Records from a collection of figures ▸
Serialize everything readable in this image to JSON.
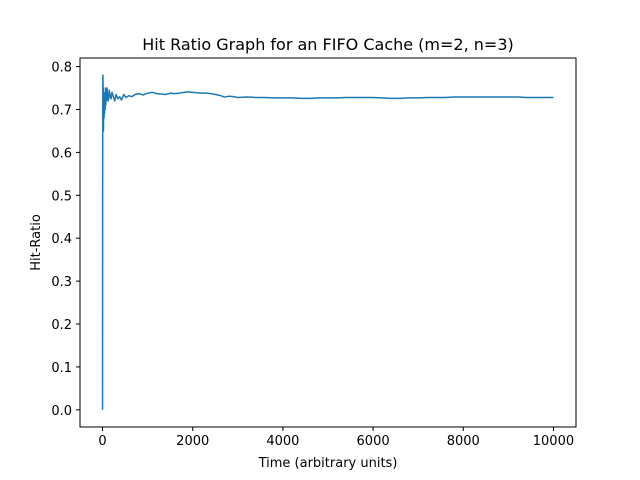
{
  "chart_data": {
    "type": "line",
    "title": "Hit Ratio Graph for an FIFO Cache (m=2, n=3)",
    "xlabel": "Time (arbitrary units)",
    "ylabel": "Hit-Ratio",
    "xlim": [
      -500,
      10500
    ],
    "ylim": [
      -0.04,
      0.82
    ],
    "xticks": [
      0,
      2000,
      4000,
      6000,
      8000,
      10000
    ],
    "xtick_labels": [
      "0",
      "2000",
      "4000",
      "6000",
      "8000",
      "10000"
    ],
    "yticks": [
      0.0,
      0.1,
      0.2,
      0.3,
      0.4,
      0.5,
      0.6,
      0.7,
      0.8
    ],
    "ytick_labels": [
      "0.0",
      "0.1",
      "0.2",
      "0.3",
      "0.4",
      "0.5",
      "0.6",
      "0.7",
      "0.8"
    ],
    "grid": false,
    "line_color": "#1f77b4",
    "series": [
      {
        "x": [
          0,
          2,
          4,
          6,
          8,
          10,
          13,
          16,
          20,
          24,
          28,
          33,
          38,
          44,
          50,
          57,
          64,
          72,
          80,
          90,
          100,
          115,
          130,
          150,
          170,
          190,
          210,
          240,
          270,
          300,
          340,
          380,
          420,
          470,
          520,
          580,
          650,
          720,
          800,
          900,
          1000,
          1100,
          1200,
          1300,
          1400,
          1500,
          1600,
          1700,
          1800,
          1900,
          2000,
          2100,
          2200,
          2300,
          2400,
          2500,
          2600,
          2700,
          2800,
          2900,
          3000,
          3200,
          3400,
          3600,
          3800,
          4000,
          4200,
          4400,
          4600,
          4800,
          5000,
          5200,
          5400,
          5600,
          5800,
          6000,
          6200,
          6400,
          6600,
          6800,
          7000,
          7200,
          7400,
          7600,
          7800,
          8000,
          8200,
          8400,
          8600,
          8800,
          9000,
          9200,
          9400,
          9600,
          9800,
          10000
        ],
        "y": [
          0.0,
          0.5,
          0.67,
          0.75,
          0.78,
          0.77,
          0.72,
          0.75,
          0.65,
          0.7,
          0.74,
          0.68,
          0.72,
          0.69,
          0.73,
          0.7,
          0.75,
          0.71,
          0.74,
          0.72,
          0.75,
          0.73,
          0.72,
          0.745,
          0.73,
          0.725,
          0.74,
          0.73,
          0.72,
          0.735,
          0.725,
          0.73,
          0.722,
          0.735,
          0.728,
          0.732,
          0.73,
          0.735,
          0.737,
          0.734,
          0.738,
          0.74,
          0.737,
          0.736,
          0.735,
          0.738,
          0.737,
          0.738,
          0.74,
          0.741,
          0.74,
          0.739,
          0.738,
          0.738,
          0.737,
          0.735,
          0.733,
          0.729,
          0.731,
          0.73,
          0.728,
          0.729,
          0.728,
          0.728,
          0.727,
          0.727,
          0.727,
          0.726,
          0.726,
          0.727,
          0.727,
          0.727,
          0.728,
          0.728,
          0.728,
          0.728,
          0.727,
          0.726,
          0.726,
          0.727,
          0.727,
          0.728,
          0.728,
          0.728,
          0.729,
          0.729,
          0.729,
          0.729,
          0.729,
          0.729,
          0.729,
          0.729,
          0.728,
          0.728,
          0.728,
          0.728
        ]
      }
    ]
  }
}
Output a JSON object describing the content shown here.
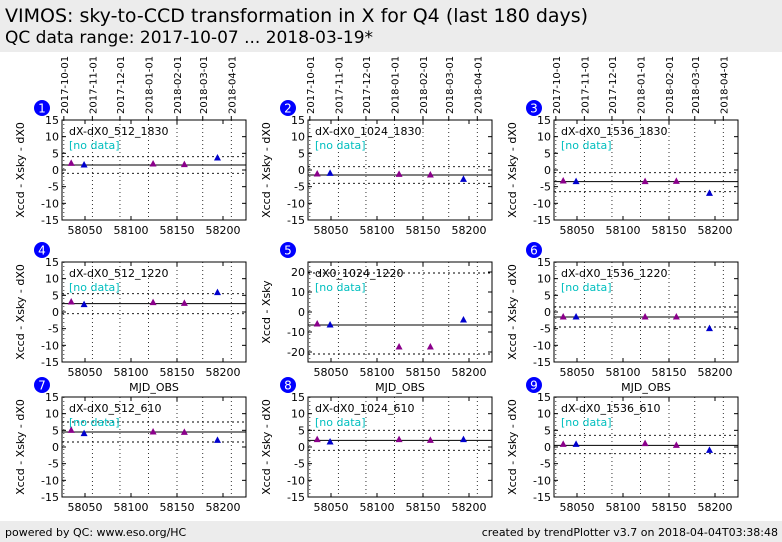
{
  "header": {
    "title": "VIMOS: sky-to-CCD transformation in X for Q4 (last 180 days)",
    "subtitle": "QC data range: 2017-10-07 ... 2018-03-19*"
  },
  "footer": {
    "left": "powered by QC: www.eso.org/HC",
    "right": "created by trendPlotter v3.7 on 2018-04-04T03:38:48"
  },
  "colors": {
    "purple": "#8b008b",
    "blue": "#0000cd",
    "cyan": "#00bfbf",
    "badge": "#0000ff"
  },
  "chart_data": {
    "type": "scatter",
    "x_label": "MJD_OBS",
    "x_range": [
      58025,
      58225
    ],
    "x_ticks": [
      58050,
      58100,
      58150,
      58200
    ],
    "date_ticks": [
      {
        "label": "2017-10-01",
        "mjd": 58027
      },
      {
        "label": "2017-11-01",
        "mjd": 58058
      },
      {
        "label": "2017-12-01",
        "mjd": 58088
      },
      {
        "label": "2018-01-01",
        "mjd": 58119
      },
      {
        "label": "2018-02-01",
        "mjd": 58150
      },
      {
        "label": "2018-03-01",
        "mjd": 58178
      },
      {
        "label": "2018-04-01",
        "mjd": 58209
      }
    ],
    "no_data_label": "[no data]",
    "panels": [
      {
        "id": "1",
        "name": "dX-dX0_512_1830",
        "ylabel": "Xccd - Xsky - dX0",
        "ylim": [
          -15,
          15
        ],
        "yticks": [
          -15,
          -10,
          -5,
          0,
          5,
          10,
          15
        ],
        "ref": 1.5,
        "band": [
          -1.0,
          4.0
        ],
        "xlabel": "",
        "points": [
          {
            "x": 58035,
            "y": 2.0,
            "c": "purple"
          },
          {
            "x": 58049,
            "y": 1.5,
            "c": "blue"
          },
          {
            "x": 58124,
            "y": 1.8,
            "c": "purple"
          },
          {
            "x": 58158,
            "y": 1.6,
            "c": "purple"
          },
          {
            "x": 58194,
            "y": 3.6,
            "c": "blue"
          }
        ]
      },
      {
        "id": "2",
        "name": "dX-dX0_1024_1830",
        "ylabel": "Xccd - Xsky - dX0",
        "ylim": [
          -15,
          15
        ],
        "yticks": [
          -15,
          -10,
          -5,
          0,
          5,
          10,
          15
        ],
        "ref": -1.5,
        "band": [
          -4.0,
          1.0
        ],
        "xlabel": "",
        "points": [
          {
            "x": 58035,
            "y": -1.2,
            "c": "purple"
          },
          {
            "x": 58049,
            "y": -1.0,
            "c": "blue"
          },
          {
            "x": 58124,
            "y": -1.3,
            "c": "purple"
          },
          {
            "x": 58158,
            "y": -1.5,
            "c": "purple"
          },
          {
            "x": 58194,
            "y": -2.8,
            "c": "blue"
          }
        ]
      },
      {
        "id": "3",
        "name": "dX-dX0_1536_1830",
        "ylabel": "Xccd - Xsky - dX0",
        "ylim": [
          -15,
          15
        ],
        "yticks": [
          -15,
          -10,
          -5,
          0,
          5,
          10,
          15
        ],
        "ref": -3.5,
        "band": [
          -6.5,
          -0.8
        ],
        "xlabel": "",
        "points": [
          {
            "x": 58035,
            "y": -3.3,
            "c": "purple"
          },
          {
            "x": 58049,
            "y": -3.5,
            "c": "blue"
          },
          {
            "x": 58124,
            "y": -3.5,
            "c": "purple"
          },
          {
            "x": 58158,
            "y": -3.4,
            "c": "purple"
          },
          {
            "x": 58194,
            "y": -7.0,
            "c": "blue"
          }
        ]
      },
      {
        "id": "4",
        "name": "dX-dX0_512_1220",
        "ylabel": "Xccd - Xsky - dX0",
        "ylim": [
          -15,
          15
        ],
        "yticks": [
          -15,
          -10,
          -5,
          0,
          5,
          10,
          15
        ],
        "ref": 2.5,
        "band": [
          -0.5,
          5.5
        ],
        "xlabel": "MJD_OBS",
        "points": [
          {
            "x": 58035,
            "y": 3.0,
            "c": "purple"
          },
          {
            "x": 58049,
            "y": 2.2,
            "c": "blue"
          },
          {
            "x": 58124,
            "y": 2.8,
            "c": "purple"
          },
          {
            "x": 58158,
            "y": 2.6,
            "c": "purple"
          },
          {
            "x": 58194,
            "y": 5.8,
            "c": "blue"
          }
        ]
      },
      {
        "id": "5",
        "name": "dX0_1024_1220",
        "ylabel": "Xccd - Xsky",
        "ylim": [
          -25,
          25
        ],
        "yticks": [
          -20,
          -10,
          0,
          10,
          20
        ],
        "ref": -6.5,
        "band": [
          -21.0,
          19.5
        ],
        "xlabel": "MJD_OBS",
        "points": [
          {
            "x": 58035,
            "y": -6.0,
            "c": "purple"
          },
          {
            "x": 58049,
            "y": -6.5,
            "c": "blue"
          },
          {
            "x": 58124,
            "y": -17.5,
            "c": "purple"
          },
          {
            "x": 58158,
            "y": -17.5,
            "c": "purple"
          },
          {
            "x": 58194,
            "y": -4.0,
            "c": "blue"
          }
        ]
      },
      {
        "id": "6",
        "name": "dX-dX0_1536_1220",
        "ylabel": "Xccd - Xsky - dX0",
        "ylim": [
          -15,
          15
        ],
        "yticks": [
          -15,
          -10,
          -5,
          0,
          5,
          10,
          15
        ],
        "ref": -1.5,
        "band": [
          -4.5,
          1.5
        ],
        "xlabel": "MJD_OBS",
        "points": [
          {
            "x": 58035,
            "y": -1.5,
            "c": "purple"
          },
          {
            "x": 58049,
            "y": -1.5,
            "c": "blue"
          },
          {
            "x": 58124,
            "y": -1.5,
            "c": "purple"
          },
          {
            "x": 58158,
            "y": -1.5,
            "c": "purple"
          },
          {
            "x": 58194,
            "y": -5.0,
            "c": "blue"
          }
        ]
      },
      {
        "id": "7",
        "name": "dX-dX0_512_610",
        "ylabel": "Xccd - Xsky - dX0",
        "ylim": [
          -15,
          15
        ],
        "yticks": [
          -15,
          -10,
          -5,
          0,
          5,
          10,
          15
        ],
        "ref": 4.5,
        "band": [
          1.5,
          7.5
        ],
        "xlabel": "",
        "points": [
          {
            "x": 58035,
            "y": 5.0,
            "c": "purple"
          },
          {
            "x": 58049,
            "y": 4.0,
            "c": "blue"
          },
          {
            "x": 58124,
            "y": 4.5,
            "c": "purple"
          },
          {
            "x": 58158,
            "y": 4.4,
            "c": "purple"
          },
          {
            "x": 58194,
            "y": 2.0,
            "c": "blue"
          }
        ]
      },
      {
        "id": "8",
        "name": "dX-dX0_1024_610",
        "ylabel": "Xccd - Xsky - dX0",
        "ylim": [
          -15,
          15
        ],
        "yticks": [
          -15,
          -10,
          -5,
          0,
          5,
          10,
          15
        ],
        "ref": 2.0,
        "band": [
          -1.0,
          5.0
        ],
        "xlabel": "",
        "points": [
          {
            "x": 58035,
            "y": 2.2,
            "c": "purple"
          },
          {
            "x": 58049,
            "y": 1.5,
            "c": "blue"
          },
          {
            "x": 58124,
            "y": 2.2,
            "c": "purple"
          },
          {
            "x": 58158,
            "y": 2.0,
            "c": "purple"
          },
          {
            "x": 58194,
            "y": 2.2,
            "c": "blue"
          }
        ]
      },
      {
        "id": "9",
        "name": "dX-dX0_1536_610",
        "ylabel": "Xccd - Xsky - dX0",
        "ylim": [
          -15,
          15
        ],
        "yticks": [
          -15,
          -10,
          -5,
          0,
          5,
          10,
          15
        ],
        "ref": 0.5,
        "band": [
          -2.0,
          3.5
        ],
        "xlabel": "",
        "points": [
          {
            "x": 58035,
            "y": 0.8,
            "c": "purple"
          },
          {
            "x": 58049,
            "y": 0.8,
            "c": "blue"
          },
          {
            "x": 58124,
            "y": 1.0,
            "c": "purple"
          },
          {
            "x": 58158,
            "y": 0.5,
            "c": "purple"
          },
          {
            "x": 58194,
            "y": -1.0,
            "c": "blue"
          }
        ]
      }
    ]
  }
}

WRITTEN REQUEST ▸
Pull out each line of the listing that holds the string "JSON".

RESULT ▸
Serialize everything readable in this image to JSON.
Output a JSON object describing the content shown here.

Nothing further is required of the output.